***** Input rows *****
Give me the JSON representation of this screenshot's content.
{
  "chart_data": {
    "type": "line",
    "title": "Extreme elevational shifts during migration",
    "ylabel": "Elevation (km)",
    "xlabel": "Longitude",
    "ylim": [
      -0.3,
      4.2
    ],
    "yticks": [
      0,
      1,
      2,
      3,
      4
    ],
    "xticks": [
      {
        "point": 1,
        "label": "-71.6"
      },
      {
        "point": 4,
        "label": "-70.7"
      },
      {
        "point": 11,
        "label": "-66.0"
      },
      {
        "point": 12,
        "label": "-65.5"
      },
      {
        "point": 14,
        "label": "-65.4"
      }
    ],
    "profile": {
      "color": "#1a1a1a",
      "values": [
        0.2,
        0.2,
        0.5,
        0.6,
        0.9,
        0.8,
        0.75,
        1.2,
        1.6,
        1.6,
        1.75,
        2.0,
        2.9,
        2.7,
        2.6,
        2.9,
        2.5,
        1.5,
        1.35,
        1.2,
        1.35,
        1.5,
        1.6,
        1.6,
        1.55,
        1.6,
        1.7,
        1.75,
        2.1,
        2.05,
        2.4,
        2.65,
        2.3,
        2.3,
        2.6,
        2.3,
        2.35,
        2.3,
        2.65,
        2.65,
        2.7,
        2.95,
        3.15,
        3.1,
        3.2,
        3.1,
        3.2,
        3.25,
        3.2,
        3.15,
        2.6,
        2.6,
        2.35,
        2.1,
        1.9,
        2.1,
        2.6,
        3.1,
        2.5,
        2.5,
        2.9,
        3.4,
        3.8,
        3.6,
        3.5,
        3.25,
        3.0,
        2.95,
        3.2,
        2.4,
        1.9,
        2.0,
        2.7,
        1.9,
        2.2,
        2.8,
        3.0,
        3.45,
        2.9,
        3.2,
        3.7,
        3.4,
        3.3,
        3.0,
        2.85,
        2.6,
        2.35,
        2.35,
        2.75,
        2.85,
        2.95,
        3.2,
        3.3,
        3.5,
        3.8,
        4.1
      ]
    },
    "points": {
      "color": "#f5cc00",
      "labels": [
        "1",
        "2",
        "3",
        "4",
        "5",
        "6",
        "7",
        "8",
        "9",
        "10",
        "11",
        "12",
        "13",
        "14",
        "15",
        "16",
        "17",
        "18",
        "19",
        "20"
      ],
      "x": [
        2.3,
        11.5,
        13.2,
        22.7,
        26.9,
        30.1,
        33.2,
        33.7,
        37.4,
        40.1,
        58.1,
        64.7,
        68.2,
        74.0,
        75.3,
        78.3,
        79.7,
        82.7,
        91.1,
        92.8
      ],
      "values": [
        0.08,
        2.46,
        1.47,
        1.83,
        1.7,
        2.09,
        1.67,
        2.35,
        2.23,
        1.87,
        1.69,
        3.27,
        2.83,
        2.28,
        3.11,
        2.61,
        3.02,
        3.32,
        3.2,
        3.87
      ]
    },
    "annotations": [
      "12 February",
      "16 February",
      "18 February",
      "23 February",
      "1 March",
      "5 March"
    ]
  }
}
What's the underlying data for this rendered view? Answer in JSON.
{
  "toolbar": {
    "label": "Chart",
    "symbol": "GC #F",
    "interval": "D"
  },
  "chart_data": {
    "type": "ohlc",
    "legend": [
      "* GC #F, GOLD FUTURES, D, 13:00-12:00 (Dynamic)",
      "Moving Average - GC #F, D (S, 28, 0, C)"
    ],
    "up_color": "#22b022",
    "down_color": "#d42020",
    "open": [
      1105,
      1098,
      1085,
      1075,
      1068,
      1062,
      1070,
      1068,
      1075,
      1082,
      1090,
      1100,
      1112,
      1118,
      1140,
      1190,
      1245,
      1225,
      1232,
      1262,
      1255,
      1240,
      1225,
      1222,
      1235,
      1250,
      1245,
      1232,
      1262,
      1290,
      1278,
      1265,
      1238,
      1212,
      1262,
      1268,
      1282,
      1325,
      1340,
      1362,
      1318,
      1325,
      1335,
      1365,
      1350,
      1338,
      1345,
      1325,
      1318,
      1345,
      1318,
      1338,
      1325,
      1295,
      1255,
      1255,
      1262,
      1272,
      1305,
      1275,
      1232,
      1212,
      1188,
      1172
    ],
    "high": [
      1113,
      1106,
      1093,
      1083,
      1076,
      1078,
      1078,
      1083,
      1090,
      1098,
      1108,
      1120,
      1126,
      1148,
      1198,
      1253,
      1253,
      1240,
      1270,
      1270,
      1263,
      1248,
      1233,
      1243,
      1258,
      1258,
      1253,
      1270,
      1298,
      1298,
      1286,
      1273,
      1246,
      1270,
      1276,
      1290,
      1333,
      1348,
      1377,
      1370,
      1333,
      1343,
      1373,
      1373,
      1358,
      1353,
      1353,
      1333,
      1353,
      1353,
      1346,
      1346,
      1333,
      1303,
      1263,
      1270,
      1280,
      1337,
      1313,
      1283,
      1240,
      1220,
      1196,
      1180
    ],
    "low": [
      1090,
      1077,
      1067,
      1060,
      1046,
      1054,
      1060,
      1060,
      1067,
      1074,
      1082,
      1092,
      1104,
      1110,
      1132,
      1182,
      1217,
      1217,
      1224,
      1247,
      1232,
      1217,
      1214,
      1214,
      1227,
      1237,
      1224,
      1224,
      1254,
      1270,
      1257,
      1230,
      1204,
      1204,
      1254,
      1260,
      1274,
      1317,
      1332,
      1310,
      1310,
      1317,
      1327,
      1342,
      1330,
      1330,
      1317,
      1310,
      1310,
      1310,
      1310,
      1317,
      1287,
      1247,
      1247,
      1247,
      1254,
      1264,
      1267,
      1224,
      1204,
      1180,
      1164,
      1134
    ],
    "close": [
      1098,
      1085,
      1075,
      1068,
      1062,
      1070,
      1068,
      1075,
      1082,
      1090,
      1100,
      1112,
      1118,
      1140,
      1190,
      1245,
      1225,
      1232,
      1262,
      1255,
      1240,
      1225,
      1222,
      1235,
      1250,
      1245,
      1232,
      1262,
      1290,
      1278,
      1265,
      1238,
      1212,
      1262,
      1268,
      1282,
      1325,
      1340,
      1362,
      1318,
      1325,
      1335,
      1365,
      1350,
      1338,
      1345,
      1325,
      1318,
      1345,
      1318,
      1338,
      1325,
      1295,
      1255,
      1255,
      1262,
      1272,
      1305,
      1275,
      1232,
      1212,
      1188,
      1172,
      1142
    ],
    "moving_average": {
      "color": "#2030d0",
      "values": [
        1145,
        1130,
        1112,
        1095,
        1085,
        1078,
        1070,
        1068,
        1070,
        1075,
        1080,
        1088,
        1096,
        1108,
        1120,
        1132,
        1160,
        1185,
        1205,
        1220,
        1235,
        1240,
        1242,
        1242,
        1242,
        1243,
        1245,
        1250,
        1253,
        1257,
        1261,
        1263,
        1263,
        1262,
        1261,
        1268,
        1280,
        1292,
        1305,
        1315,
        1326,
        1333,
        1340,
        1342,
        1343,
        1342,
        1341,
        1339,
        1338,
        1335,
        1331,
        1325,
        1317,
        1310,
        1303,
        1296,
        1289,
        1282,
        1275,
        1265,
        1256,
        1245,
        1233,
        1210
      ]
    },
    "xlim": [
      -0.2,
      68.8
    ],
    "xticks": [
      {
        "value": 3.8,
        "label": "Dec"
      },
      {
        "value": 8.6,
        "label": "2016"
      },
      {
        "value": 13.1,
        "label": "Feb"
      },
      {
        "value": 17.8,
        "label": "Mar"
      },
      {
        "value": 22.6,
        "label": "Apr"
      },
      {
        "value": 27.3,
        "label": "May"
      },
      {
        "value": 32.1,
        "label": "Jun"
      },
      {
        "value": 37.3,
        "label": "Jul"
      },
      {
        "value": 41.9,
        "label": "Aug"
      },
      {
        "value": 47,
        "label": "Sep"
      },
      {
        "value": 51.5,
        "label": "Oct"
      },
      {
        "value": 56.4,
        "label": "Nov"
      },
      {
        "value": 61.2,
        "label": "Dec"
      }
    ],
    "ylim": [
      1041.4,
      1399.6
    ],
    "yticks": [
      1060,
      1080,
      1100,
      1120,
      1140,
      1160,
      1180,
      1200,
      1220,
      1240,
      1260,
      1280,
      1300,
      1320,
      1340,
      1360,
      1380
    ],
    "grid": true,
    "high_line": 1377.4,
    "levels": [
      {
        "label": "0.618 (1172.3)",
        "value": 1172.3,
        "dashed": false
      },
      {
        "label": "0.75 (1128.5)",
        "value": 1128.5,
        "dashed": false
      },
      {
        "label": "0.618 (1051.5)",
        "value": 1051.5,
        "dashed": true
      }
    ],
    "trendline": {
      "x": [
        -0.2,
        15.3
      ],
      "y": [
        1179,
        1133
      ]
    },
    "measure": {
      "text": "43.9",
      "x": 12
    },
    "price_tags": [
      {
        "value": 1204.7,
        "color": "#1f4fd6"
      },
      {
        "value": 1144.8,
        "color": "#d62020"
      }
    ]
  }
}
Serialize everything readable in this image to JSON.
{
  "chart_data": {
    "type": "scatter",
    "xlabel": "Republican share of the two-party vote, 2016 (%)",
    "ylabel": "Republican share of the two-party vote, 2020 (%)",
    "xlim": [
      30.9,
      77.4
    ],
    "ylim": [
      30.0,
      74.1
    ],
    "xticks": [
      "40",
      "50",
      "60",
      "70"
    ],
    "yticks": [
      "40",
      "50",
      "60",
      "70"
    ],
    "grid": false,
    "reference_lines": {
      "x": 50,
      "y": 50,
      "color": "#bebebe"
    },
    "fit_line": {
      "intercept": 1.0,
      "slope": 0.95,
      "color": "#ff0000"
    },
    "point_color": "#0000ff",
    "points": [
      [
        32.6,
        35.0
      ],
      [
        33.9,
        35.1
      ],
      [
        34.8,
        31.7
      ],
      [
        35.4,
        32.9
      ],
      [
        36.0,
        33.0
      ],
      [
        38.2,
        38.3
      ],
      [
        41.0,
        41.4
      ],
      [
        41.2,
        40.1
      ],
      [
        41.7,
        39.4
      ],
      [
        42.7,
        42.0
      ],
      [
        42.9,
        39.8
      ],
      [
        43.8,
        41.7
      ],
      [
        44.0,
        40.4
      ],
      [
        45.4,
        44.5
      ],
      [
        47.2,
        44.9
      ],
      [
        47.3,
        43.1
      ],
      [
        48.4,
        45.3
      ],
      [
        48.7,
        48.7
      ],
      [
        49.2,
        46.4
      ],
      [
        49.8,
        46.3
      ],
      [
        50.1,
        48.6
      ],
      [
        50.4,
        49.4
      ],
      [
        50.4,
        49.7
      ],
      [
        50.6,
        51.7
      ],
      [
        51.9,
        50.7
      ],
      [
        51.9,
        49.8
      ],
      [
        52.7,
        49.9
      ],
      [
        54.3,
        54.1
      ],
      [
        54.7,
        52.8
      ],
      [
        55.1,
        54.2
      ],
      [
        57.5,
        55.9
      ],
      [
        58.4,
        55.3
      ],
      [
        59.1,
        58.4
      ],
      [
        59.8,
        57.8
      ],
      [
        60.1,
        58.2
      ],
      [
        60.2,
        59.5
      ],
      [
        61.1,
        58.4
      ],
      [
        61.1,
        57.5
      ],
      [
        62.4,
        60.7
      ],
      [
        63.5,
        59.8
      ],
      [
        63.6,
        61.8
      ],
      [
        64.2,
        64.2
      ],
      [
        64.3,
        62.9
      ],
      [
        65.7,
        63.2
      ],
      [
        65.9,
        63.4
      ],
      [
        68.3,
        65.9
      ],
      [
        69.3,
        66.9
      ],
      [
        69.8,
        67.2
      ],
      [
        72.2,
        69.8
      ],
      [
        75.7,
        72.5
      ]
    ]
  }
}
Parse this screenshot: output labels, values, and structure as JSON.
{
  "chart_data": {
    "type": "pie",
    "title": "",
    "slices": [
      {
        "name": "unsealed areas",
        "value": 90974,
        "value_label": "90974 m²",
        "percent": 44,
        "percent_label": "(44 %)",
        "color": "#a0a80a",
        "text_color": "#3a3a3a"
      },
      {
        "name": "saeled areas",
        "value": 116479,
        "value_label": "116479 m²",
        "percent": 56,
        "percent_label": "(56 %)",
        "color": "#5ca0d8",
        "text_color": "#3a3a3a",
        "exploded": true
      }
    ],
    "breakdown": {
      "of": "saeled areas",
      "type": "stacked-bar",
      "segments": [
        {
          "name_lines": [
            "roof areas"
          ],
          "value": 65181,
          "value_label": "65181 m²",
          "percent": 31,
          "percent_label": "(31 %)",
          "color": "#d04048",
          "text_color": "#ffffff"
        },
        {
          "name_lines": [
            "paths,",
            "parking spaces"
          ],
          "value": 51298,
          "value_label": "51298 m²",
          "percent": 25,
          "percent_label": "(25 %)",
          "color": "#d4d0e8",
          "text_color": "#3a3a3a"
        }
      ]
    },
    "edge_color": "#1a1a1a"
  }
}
*****
Task prompt
Find the lines above holding the word "vote" and show them.

Task response
    "xlabel": "Republican share of the two-party vote, 2016 (%)",
    "ylabel": "Republican share of the two-party vote, 2020 (%)",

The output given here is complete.